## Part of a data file

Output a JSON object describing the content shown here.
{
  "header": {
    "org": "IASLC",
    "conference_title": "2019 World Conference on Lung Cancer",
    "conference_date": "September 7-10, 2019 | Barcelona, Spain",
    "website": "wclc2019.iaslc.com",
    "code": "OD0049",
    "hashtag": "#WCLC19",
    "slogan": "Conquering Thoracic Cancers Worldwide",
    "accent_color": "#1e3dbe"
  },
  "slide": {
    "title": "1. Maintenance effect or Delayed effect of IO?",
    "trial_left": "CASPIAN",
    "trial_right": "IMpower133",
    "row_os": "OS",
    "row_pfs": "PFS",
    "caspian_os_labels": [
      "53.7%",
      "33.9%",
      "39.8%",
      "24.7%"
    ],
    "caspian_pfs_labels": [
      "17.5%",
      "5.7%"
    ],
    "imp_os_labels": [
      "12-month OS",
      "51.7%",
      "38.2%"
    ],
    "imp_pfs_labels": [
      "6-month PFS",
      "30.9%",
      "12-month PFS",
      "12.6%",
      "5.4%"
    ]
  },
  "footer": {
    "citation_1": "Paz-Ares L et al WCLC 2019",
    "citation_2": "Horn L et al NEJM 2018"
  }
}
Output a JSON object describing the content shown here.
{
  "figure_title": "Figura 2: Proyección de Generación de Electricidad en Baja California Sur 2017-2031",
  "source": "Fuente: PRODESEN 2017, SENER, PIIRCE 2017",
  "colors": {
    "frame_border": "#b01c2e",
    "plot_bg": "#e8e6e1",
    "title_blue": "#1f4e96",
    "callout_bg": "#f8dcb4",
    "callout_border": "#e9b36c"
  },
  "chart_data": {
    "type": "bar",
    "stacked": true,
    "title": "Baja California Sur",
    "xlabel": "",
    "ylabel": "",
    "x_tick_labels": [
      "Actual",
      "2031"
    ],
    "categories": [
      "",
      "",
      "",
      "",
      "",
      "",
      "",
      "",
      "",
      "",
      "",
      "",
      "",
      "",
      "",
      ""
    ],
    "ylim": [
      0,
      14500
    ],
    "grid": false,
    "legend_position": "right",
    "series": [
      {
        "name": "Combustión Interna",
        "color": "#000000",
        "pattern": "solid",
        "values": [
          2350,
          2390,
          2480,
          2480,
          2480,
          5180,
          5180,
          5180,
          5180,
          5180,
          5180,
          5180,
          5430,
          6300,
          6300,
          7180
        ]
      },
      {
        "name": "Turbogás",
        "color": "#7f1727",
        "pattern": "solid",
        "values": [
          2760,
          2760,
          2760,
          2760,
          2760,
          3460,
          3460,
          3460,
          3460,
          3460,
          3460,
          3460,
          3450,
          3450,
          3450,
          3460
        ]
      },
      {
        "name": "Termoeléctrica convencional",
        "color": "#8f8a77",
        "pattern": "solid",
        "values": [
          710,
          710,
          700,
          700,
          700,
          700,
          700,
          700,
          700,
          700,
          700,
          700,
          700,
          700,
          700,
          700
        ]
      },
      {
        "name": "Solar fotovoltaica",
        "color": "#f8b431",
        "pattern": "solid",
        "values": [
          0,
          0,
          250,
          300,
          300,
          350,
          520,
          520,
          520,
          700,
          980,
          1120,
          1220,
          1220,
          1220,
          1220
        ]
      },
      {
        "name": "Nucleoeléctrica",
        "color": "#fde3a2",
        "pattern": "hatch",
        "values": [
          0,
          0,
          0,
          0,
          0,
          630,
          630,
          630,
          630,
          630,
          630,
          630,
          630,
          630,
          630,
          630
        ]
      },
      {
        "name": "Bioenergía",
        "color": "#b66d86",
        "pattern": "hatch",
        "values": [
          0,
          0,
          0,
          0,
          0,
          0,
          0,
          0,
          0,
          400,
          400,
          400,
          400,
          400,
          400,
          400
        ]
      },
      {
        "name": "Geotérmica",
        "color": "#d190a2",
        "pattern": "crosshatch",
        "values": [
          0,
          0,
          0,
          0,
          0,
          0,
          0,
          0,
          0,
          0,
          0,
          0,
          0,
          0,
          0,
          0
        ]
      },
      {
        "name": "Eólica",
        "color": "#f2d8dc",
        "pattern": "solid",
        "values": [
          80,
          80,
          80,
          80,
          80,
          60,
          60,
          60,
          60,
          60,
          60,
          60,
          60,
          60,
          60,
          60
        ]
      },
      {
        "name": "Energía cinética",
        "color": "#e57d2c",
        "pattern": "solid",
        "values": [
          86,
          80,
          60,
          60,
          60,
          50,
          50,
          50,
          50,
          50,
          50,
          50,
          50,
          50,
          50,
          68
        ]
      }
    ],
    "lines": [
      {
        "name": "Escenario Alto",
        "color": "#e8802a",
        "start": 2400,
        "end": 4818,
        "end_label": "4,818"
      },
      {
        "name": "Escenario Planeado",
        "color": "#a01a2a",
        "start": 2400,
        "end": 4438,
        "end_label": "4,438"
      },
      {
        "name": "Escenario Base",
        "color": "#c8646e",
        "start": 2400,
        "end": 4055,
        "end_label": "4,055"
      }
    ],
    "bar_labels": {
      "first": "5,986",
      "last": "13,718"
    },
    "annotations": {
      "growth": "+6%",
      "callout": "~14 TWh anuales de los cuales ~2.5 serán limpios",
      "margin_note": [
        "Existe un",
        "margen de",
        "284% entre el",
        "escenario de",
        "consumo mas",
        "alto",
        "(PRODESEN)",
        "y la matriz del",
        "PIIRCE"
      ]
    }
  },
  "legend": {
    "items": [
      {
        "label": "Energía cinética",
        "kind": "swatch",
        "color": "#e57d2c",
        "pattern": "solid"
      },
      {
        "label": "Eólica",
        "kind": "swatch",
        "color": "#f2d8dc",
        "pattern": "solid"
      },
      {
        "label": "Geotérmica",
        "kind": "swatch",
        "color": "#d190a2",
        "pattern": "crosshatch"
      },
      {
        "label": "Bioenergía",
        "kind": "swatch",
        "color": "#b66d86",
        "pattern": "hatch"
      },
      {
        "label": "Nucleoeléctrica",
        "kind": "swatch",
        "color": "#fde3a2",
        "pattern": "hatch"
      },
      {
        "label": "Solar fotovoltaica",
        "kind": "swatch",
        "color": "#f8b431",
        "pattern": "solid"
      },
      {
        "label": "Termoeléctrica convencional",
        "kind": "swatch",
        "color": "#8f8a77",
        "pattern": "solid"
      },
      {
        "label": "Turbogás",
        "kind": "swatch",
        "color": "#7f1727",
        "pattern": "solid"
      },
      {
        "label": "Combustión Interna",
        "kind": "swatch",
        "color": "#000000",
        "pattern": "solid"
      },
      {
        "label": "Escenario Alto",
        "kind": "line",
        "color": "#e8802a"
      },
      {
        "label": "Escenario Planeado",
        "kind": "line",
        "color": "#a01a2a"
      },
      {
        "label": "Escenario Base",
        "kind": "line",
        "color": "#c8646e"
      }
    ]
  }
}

## Task to carry out
Check each line of the records for the word "Combustión" and extract those that contain it.

## Complete output
        "name": "Combustión Interna",
        "label": "Combustión Interna",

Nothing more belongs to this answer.